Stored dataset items

========================================

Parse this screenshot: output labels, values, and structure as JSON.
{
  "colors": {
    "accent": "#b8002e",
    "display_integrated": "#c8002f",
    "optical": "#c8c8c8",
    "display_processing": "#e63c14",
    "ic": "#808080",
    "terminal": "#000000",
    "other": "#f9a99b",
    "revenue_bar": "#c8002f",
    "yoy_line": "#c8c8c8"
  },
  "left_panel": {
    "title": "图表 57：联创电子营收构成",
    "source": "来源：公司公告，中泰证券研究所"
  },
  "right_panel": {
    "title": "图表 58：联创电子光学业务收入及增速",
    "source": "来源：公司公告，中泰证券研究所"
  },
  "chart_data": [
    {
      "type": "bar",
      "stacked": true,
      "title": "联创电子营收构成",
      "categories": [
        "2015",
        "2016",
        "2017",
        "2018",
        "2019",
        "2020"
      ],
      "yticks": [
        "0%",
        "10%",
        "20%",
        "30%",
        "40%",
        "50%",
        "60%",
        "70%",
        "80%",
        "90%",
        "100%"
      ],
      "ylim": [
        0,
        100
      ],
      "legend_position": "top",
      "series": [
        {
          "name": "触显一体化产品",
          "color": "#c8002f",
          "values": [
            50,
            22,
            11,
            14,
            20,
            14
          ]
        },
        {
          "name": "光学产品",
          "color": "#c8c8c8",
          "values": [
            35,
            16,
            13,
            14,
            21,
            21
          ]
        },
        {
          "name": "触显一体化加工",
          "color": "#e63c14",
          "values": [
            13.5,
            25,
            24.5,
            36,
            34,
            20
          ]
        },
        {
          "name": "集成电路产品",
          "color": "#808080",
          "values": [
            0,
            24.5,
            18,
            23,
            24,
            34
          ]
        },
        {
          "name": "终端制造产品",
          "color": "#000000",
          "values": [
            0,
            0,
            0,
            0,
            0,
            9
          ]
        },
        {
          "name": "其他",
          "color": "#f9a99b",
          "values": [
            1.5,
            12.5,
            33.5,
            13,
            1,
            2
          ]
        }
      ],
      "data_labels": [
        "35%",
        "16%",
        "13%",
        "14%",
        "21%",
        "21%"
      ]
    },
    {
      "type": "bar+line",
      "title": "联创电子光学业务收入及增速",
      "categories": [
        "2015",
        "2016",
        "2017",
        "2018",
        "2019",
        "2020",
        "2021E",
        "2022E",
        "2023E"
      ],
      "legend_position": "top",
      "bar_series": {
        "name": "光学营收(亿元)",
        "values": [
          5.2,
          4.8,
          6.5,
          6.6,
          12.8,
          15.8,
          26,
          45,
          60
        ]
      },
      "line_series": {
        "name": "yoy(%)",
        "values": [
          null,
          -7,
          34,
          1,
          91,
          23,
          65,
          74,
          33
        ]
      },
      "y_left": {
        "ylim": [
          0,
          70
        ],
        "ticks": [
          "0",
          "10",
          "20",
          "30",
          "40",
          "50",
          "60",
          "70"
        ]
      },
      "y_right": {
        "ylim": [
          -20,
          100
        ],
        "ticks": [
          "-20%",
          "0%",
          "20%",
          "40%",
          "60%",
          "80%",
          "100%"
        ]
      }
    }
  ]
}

========================================

◆ Task description ◆
Output each record precisely as given.

◆ Output for this exercise ◆
Parse this screenshot: output labels, values, and structure as JSON.
{
  "colors": {
    "accent": "#b8002e",
    "display_integrated": "#c8002f",
    "optical": "#c8c8c8",
    "display_processing": "#e63c14",
    "ic": "#808080",
    "terminal": "#000000",
    "other": "#f9a99b",
    "revenue_bar": "#c8002f",
    "yoy_line": "#c8c8c8"
  },
  "left_panel": {
    "title": "图表 57：联创电子营收构成",
    "source": "来源：公司公告，中泰证券研究所"
  },
  "right_panel": {
    "title": "图表 58：联创电子光学业务收入及增速",
    "source": "来源：公司公告，中泰证券研究所"
  },
  "chart_data": [
    {
      "type": "bar",
      "stacked": true,
      "title": "联创电子营收构成",
      "categories": [
        "2015",
        "2016",
        "2017",
        "2018",
        "2019",
        "2020"
      ],
      "yticks": [
        "0%",
        "10%",
        "20%",
        "30%",
        "40%",
        "50%",
        "60%",
        "70%",
        "80%",
        "90%",
        "100%"
      ],
      "ylim": [
        0,
        100
      ],
      "legend_position": "top",
      "series": [
        {
          "name": "触显一体化产品",
          "color": "#c8002f",
          "values": [
            50,
            22,
            11,
            14,
            20,
            14
          ]
        },
        {
          "name": "光学产品",
          "color": "#c8c8c8",
          "values": [
            35,
            16,
            13,
            14,
            21,
            21
          ]
        },
        {
          "name": "触显一体化加工",
          "color": "#e63c14",
          "values": [
            13.5,
            25,
            24.5,
            36,
            34,
            20
          ]
        },
        {
          "name": "集成电路产品",
          "color": "#808080",
          "values": [
            0,
            24.5,
            18,
            23,
            24,
            34
          ]
        },
        {
          "name": "终端制造产品",
          "color": "#000000",
          "values": [
            0,
            0,
            0,
            0,
            0,
            9
          ]
        },
        {
          "name": "其他",
          "color": "#f9a99b",
          "values": [
            1.5,
            12.5,
            33.5,
            13,
            1,
            2
          ]
        }
      ],
      "data_labels": [
        "35%",
        "16%",
        "13%",
        "14%",
        "21%",
        "21%"
      ]
    },
    {
      "type": "bar+line",
      "title": "联创电子光学业务收入及增速",
      "categories": [
        "2015",
        "2016",
        "2017",
        "2018",
        "2019",
        "2020",
        "2021E",
        "2022E",
        "2023E"
      ],
      "legend_position": "top",
      "bar_series": {
        "name": "光学营收(亿元)",
        "values": [
          5.2,
          4.8,
          6.5,
          6.6,
          12.8,
          15.8,
          26,
          45,
          60
        ]
      },
      "line_series": {
        "name": "yoy(%)",
        "values": [
          null,
          -7,
          34,
          1,
          91,
          23,
          65,
          74,
          33
        ]
      },
      "y_left": {
        "ylim": [
          0,
          70
        ],
        "ticks": [
          "0",
          "10",
          "20",
          "30",
          "40",
          "50",
          "60",
          "70"
        ]
      },
      "y_right": {
        "ylim": [
          -20,
          100
        ],
        "ticks": [
          "-20%",
          "0%",
          "20%",
          "40%",
          "60%",
          "80%",
          "100%"
        ]
      }
    }
  ]
}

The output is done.